▶ **YOUR OBJECTIVE**: Set down the material once more, exactly as it appears.

[Extracted records]
>> start

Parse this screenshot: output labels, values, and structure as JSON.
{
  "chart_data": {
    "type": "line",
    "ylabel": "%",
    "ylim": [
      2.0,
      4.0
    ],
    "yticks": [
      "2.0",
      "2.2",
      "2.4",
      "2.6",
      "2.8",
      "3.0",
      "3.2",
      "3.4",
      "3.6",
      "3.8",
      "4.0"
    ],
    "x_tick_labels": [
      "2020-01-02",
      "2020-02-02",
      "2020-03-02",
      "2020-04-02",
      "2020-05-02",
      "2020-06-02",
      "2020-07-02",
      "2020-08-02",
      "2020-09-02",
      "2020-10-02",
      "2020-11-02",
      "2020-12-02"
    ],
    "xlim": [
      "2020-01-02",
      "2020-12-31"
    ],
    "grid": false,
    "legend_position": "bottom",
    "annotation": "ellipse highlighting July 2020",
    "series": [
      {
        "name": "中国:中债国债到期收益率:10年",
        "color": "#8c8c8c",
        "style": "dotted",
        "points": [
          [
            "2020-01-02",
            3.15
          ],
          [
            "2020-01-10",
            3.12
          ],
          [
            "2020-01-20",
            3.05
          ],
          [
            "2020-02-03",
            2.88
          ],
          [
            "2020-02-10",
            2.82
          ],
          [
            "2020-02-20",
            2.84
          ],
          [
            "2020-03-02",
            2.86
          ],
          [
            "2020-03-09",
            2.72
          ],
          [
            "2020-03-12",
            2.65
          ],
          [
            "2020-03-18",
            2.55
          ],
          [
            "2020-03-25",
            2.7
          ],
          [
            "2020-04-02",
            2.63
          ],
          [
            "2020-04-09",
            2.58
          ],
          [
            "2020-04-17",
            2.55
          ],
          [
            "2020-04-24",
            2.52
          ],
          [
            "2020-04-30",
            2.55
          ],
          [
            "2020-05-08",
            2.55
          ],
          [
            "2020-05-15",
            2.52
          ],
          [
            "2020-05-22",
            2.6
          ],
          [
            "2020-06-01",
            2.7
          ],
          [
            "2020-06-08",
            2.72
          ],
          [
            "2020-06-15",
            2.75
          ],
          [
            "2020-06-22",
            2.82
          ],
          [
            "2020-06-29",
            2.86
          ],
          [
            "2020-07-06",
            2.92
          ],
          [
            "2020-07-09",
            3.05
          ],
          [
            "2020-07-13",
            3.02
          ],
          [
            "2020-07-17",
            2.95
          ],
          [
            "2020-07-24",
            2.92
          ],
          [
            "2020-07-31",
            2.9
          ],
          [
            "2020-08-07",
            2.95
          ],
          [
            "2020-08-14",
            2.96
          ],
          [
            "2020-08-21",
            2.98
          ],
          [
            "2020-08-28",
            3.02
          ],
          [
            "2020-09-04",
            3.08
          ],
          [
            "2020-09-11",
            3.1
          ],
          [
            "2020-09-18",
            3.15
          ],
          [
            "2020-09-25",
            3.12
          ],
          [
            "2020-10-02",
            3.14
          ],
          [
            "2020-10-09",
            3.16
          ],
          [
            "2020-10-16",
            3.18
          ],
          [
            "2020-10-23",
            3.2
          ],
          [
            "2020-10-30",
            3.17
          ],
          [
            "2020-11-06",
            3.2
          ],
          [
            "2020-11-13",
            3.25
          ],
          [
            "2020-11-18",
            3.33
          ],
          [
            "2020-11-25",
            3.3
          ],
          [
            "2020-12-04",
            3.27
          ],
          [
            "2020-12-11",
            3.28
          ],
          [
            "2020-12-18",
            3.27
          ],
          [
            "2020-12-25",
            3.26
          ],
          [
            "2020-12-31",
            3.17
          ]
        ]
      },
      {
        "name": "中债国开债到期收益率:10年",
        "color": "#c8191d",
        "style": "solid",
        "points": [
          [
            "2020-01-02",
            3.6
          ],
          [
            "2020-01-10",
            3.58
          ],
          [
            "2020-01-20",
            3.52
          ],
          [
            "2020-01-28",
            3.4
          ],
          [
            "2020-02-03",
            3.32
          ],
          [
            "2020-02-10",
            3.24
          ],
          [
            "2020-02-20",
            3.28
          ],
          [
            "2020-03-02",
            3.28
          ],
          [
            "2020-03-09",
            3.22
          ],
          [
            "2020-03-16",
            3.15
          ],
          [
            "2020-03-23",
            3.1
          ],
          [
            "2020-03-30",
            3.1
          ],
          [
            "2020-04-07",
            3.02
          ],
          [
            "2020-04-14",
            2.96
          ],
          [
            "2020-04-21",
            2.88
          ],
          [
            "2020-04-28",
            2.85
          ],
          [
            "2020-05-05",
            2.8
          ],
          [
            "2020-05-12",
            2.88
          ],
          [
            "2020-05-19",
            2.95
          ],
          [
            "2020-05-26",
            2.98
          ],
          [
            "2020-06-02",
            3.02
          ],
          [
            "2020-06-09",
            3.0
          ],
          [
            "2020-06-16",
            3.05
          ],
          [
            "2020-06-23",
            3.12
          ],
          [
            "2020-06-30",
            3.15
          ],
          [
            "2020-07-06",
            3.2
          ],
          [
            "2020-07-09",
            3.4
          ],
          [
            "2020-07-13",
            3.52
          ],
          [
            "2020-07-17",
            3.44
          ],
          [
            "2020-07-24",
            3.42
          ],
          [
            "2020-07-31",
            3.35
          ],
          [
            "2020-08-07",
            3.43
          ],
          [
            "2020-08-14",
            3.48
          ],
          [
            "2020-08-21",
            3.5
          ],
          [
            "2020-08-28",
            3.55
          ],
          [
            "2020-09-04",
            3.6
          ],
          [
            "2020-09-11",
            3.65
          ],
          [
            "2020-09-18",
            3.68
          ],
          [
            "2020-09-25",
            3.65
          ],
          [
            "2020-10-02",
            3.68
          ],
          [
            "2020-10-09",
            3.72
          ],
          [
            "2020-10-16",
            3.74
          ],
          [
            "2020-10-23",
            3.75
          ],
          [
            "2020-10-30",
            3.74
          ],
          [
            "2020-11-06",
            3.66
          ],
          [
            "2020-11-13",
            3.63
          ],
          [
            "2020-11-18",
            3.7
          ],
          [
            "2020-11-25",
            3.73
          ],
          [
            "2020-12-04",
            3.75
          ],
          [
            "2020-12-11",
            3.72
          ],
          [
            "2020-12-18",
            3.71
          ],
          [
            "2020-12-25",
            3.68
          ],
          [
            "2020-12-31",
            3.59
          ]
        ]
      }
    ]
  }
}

>> end

▶ **EXPECTED ANSWER**:
Parse this screenshot: output labels, values, and structure as JSON.
{
  "chart_data": {
    "type": "line",
    "ylabel": "%",
    "ylim": [
      2.0,
      4.0
    ],
    "yticks": [
      "2.0",
      "2.2",
      "2.4",
      "2.6",
      "2.8",
      "3.0",
      "3.2",
      "3.4",
      "3.6",
      "3.8",
      "4.0"
    ],
    "x_tick_labels": [
      "2020-01-02",
      "2020-02-02",
      "2020-03-02",
      "2020-04-02",
      "2020-05-02",
      "2020-06-02",
      "2020-07-02",
      "2020-08-02",
      "2020-09-02",
      "2020-10-02",
      "2020-11-02",
      "2020-12-02"
    ],
    "xlim": [
      "2020-01-02",
      "2020-12-31"
    ],
    "grid": false,
    "legend_position": "bottom",
    "annotation": "ellipse highlighting July 2020",
    "series": [
      {
        "name": "中国:中债国债到期收益率:10年",
        "color": "#8c8c8c",
        "style": "dotted",
        "points": [
          [
            "2020-01-02",
            3.15
          ],
          [
            "2020-01-10",
            3.12
          ],
          [
            "2020-01-20",
            3.05
          ],
          [
            "2020-02-03",
            2.88
          ],
          [
            "2020-02-10",
            2.82
          ],
          [
            "2020-02-20",
            2.84
          ],
          [
            "2020-03-02",
            2.86
          ],
          [
            "2020-03-09",
            2.72
          ],
          [
            "2020-03-12",
            2.65
          ],
          [
            "2020-03-18",
            2.55
          ],
          [
            "2020-03-25",
            2.7
          ],
          [
            "2020-04-02",
            2.63
          ],
          [
            "2020-04-09",
            2.58
          ],
          [
            "2020-04-17",
            2.55
          ],
          [
            "2020-04-24",
            2.52
          ],
          [
            "2020-04-30",
            2.55
          ],
          [
            "2020-05-08",
            2.55
          ],
          [
            "2020-05-15",
            2.52
          ],
          [
            "2020-05-22",
            2.6
          ],
          [
            "2020-06-01",
            2.7
          ],
          [
            "2020-06-08",
            2.72
          ],
          [
            "2020-06-15",
            2.75
          ],
          [
            "2020-06-22",
            2.82
          ],
          [
            "2020-06-29",
            2.86
          ],
          [
            "2020-07-06",
            2.92
          ],
          [
            "2020-07-09",
            3.05
          ],
          [
            "2020-07-13",
            3.02
          ],
          [
            "2020-07-17",
            2.95
          ],
          [
            "2020-07-24",
            2.92
          ],
          [
            "2020-07-31",
            2.9
          ],
          [
            "2020-08-07",
            2.95
          ],
          [
            "2020-08-14",
            2.96
          ],
          [
            "2020-08-21",
            2.98
          ],
          [
            "2020-08-28",
            3.02
          ],
          [
            "2020-09-04",
            3.08
          ],
          [
            "2020-09-11",
            3.1
          ],
          [
            "2020-09-18",
            3.15
          ],
          [
            "2020-09-25",
            3.12
          ],
          [
            "2020-10-02",
            3.14
          ],
          [
            "2020-10-09",
            3.16
          ],
          [
            "2020-10-16",
            3.18
          ],
          [
            "2020-10-23",
            3.2
          ],
          [
            "2020-10-30",
            3.17
          ],
          [
            "2020-11-06",
            3.2
          ],
          [
            "2020-11-13",
            3.25
          ],
          [
            "2020-11-18",
            3.33
          ],
          [
            "2020-11-25",
            3.3
          ],
          [
            "2020-12-04",
            3.27
          ],
          [
            "2020-12-11",
            3.28
          ],
          [
            "2020-12-18",
            3.27
          ],
          [
            "2020-12-25",
            3.26
          ],
          [
            "2020-12-31",
            3.17
          ]
        ]
      },
      {
        "name": "中债国开债到期收益率:10年",
        "color": "#c8191d",
        "style": "solid",
        "points": [
          [
            "2020-01-02",
            3.6
          ],
          [
            "2020-01-10",
            3.58
          ],
          [
            "2020-01-20",
            3.52
          ],
          [
            "2020-01-28",
            3.4
          ],
          [
            "2020-02-03",
            3.32
          ],
          [
            "2020-02-10",
            3.24
          ],
          [
            "2020-02-20",
            3.28
          ],
          [
            "2020-03-02",
            3.28
          ],
          [
            "2020-03-09",
            3.22
          ],
          [
            "2020-03-16",
            3.15
          ],
          [
            "2020-03-23",
            3.1
          ],
          [
            "2020-03-30",
            3.1
          ],
          [
            "2020-04-07",
            3.02
          ],
          [
            "2020-04-14",
            2.96
          ],
          [
            "2020-04-21",
            2.88
          ],
          [
            "2020-04-28",
            2.85
          ],
          [
            "2020-05-05",
            2.8
          ],
          [
            "2020-05-12",
            2.88
          ],
          [
            "2020-05-19",
            2.95
          ],
          [
            "2020-05-26",
            2.98
          ],
          [
            "2020-06-02",
            3.02
          ],
          [
            "2020-06-09",
            3.0
          ],
          [
            "2020-06-16",
            3.05
          ],
          [
            "2020-06-23",
            3.12
          ],
          [
            "2020-06-30",
            3.15
          ],
          [
            "2020-07-06",
            3.2
          ],
          [
            "2020-07-09",
            3.4
          ],
          [
            "2020-07-13",
            3.52
          ],
          [
            "2020-07-17",
            3.44
          ],
          [
            "2020-07-24",
            3.42
          ],
          [
            "2020-07-31",
            3.35
          ],
          [
            "2020-08-07",
            3.43
          ],
          [
            "2020-08-14",
            3.48
          ],
          [
            "2020-08-21",
            3.5
          ],
          [
            "2020-08-28",
            3.55
          ],
          [
            "2020-09-04",
            3.6
          ],
          [
            "2020-09-11",
            3.65
          ],
          [
            "2020-09-18",
            3.68
          ],
          [
            "2020-09-25",
            3.65
          ],
          [
            "2020-10-02",
            3.68
          ],
          [
            "2020-10-09",
            3.72
          ],
          [
            "2020-10-16",
            3.74
          ],
          [
            "2020-10-23",
            3.75
          ],
          [
            "2020-10-30",
            3.74
          ],
          [
            "2020-11-06",
            3.66
          ],
          [
            "2020-11-13",
            3.63
          ],
          [
            "2020-11-18",
            3.7
          ],
          [
            "2020-11-25",
            3.73
          ],
          [
            "2020-12-04",
            3.75
          ],
          [
            "2020-12-11",
            3.72
          ],
          [
            "2020-12-18",
            3.71
          ],
          [
            "2020-12-25",
            3.68
          ],
          [
            "2020-12-31",
            3.59
          ]
        ]
      }
    ]
  }
}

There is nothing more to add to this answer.